**GIVEN REQUEST:**
Each line that follows is to be retyped exactly.

**Data entries for graphics:**
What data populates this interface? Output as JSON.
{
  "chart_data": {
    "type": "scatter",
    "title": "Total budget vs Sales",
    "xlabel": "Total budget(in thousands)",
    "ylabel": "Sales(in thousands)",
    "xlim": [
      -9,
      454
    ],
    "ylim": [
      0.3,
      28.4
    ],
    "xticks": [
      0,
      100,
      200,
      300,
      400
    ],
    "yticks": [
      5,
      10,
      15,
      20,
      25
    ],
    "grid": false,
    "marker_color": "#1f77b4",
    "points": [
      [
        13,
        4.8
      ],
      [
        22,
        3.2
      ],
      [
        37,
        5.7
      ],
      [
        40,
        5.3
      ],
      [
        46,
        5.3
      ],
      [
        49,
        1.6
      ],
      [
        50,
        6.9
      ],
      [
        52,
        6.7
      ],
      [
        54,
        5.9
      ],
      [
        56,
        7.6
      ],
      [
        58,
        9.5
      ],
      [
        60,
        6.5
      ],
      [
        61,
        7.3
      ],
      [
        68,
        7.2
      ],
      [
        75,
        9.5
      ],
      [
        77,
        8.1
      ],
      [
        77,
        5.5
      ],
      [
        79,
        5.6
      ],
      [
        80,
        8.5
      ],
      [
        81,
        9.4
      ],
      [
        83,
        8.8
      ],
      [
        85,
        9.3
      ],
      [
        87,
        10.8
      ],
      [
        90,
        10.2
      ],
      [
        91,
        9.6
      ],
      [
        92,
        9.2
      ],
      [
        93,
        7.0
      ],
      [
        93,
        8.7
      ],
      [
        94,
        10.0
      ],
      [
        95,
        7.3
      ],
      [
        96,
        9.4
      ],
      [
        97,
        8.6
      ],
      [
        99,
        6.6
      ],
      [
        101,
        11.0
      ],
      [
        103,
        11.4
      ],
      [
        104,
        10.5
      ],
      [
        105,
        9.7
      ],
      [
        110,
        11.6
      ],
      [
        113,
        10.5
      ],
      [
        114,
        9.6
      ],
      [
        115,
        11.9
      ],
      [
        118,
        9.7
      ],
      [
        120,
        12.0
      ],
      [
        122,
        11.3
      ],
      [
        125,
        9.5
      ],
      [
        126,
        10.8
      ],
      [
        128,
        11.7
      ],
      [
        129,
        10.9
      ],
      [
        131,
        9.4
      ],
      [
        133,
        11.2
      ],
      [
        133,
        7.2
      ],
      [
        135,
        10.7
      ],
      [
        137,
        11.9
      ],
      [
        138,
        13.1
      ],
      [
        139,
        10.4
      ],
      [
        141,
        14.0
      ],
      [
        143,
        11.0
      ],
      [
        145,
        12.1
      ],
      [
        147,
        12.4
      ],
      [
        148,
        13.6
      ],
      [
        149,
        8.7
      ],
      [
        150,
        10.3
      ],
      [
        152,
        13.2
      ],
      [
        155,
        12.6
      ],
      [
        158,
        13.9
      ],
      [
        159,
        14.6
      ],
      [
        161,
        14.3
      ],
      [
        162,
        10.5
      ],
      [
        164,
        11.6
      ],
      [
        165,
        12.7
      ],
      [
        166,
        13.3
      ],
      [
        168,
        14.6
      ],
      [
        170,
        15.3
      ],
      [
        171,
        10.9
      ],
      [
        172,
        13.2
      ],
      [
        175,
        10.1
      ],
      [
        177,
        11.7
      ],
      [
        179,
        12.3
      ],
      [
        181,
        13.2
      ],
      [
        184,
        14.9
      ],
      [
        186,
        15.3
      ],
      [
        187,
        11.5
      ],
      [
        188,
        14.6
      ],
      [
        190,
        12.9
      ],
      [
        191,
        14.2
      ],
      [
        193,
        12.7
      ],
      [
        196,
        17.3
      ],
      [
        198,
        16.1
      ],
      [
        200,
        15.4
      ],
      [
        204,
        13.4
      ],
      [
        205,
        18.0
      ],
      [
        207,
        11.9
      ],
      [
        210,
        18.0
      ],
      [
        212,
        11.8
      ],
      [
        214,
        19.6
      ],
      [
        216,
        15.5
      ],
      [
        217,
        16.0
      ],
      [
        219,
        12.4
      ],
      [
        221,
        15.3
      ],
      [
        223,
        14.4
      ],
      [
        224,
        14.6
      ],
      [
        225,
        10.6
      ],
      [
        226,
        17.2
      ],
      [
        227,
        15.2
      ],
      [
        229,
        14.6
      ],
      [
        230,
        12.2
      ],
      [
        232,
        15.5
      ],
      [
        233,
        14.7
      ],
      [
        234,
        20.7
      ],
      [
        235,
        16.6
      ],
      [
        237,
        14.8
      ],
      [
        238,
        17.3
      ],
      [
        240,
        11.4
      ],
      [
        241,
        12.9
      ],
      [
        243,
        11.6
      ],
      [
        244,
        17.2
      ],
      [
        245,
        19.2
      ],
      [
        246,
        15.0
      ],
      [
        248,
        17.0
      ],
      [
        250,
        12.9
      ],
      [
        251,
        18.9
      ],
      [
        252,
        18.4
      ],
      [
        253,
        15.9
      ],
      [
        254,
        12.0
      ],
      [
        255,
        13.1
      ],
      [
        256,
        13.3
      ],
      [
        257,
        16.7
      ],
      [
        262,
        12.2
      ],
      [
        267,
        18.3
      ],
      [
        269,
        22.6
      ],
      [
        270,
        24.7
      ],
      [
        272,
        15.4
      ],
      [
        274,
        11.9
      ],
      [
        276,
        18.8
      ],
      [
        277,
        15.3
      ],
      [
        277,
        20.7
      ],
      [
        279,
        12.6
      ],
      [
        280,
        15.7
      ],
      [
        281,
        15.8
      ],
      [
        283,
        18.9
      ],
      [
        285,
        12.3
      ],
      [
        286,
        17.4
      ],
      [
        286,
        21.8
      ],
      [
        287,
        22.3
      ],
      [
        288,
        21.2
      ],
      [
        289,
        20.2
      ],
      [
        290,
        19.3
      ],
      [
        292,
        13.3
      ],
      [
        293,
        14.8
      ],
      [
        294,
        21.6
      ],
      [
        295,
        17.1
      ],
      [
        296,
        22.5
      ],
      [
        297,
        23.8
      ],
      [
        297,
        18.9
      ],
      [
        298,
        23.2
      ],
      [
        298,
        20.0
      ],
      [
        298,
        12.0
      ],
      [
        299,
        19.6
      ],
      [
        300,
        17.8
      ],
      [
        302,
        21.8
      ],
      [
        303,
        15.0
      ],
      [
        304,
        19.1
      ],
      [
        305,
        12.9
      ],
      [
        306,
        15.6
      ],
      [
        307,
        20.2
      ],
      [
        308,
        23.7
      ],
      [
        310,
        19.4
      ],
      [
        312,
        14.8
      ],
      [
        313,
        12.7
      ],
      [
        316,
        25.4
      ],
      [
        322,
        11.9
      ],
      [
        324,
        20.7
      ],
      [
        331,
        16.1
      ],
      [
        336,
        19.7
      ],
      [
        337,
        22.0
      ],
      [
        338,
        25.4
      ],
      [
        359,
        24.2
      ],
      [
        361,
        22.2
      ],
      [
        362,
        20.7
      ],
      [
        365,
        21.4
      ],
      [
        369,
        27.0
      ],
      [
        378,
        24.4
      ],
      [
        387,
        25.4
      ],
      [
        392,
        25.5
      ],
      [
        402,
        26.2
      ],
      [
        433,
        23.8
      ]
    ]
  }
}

**FULL OUTPUT:**
What data populates this interface? Output as JSON.
{
  "chart_data": {
    "type": "scatter",
    "title": "Total budget vs Sales",
    "xlabel": "Total budget(in thousands)",
    "ylabel": "Sales(in thousands)",
    "xlim": [
      -9,
      454
    ],
    "ylim": [
      0.3,
      28.4
    ],
    "xticks": [
      0,
      100,
      200,
      300,
      400
    ],
    "yticks": [
      5,
      10,
      15,
      20,
      25
    ],
    "grid": false,
    "marker_color": "#1f77b4",
    "points": [
      [
        13,
        4.8
      ],
      [
        22,
        3.2
      ],
      [
        37,
        5.7
      ],
      [
        40,
        5.3
      ],
      [
        46,
        5.3
      ],
      [
        49,
        1.6
      ],
      [
        50,
        6.9
      ],
      [
        52,
        6.7
      ],
      [
        54,
        5.9
      ],
      [
        56,
        7.6
      ],
      [
        58,
        9.5
      ],
      [
        60,
        6.5
      ],
      [
        61,
        7.3
      ],
      [
        68,
        7.2
      ],
      [
        75,
        9.5
      ],
      [
        77,
        8.1
      ],
      [
        77,
        5.5
      ],
      [
        79,
        5.6
      ],
      [
        80,
        8.5
      ],
      [
        81,
        9.4
      ],
      [
        83,
        8.8
      ],
      [
        85,
        9.3
      ],
      [
        87,
        10.8
      ],
      [
        90,
        10.2
      ],
      [
        91,
        9.6
      ],
      [
        92,
        9.2
      ],
      [
        93,
        7.0
      ],
      [
        93,
        8.7
      ],
      [
        94,
        10.0
      ],
      [
        95,
        7.3
      ],
      [
        96,
        9.4
      ],
      [
        97,
        8.6
      ],
      [
        99,
        6.6
      ],
      [
        101,
        11.0
      ],
      [
        103,
        11.4
      ],
      [
        104,
        10.5
      ],
      [
        105,
        9.7
      ],
      [
        110,
        11.6
      ],
      [
        113,
        10.5
      ],
      [
        114,
        9.6
      ],
      [
        115,
        11.9
      ],
      [
        118,
        9.7
      ],
      [
        120,
        12.0
      ],
      [
        122,
        11.3
      ],
      [
        125,
        9.5
      ],
      [
        126,
        10.8
      ],
      [
        128,
        11.7
      ],
      [
        129,
        10.9
      ],
      [
        131,
        9.4
      ],
      [
        133,
        11.2
      ],
      [
        133,
        7.2
      ],
      [
        135,
        10.7
      ],
      [
        137,
        11.9
      ],
      [
        138,
        13.1
      ],
      [
        139,
        10.4
      ],
      [
        141,
        14.0
      ],
      [
        143,
        11.0
      ],
      [
        145,
        12.1
      ],
      [
        147,
        12.4
      ],
      [
        148,
        13.6
      ],
      [
        149,
        8.7
      ],
      [
        150,
        10.3
      ],
      [
        152,
        13.2
      ],
      [
        155,
        12.6
      ],
      [
        158,
        13.9
      ],
      [
        159,
        14.6
      ],
      [
        161,
        14.3
      ],
      [
        162,
        10.5
      ],
      [
        164,
        11.6
      ],
      [
        165,
        12.7
      ],
      [
        166,
        13.3
      ],
      [
        168,
        14.6
      ],
      [
        170,
        15.3
      ],
      [
        171,
        10.9
      ],
      [
        172,
        13.2
      ],
      [
        175,
        10.1
      ],
      [
        177,
        11.7
      ],
      [
        179,
        12.3
      ],
      [
        181,
        13.2
      ],
      [
        184,
        14.9
      ],
      [
        186,
        15.3
      ],
      [
        187,
        11.5
      ],
      [
        188,
        14.6
      ],
      [
        190,
        12.9
      ],
      [
        191,
        14.2
      ],
      [
        193,
        12.7
      ],
      [
        196,
        17.3
      ],
      [
        198,
        16.1
      ],
      [
        200,
        15.4
      ],
      [
        204,
        13.4
      ],
      [
        205,
        18.0
      ],
      [
        207,
        11.9
      ],
      [
        210,
        18.0
      ],
      [
        212,
        11.8
      ],
      [
        214,
        19.6
      ],
      [
        216,
        15.5
      ],
      [
        217,
        16.0
      ],
      [
        219,
        12.4
      ],
      [
        221,
        15.3
      ],
      [
        223,
        14.4
      ],
      [
        224,
        14.6
      ],
      [
        225,
        10.6
      ],
      [
        226,
        17.2
      ],
      [
        227,
        15.2
      ],
      [
        229,
        14.6
      ],
      [
        230,
        12.2
      ],
      [
        232,
        15.5
      ],
      [
        233,
        14.7
      ],
      [
        234,
        20.7
      ],
      [
        235,
        16.6
      ],
      [
        237,
        14.8
      ],
      [
        238,
        17.3
      ],
      [
        240,
        11.4
      ],
      [
        241,
        12.9
      ],
      [
        243,
        11.6
      ],
      [
        244,
        17.2
      ],
      [
        245,
        19.2
      ],
      [
        246,
        15.0
      ],
      [
        248,
        17.0
      ],
      [
        250,
        12.9
      ],
      [
        251,
        18.9
      ],
      [
        252,
        18.4
      ],
      [
        253,
        15.9
      ],
      [
        254,
        12.0
      ],
      [
        255,
        13.1
      ],
      [
        256,
        13.3
      ],
      [
        257,
        16.7
      ],
      [
        262,
        12.2
      ],
      [
        267,
        18.3
      ],
      [
        269,
        22.6
      ],
      [
        270,
        24.7
      ],
      [
        272,
        15.4
      ],
      [
        274,
        11.9
      ],
      [
        276,
        18.8
      ],
      [
        277,
        15.3
      ],
      [
        277,
        20.7
      ],
      [
        279,
        12.6
      ],
      [
        280,
        15.7
      ],
      [
        281,
        15.8
      ],
      [
        283,
        18.9
      ],
      [
        285,
        12.3
      ],
      [
        286,
        17.4
      ],
      [
        286,
        21.8
      ],
      [
        287,
        22.3
      ],
      [
        288,
        21.2
      ],
      [
        289,
        20.2
      ],
      [
        290,
        19.3
      ],
      [
        292,
        13.3
      ],
      [
        293,
        14.8
      ],
      [
        294,
        21.6
      ],
      [
        295,
        17.1
      ],
      [
        296,
        22.5
      ],
      [
        297,
        23.8
      ],
      [
        297,
        18.9
      ],
      [
        298,
        23.2
      ],
      [
        298,
        20.0
      ],
      [
        298,
        12.0
      ],
      [
        299,
        19.6
      ],
      [
        300,
        17.8
      ],
      [
        302,
        21.8
      ],
      [
        303,
        15.0
      ],
      [
        304,
        19.1
      ],
      [
        305,
        12.9
      ],
      [
        306,
        15.6
      ],
      [
        307,
        20.2
      ],
      [
        308,
        23.7
      ],
      [
        310,
        19.4
      ],
      [
        312,
        14.8
      ],
      [
        313,
        12.7
      ],
      [
        316,
        25.4
      ],
      [
        322,
        11.9
      ],
      [
        324,
        20.7
      ],
      [
        331,
        16.1
      ],
      [
        336,
        19.7
      ],
      [
        337,
        22.0
      ],
      [
        338,
        25.4
      ],
      [
        359,
        24.2
      ],
      [
        361,
        22.2
      ],
      [
        362,
        20.7
      ],
      [
        365,
        21.4
      ],
      [
        369,
        27.0
      ],
      [
        378,
        24.4
      ],
      [
        387,
        25.4
      ],
      [
        392,
        25.5
      ],
      [
        402,
        26.2
      ],
      [
        433,
        23.8
      ]
    ]
  }
}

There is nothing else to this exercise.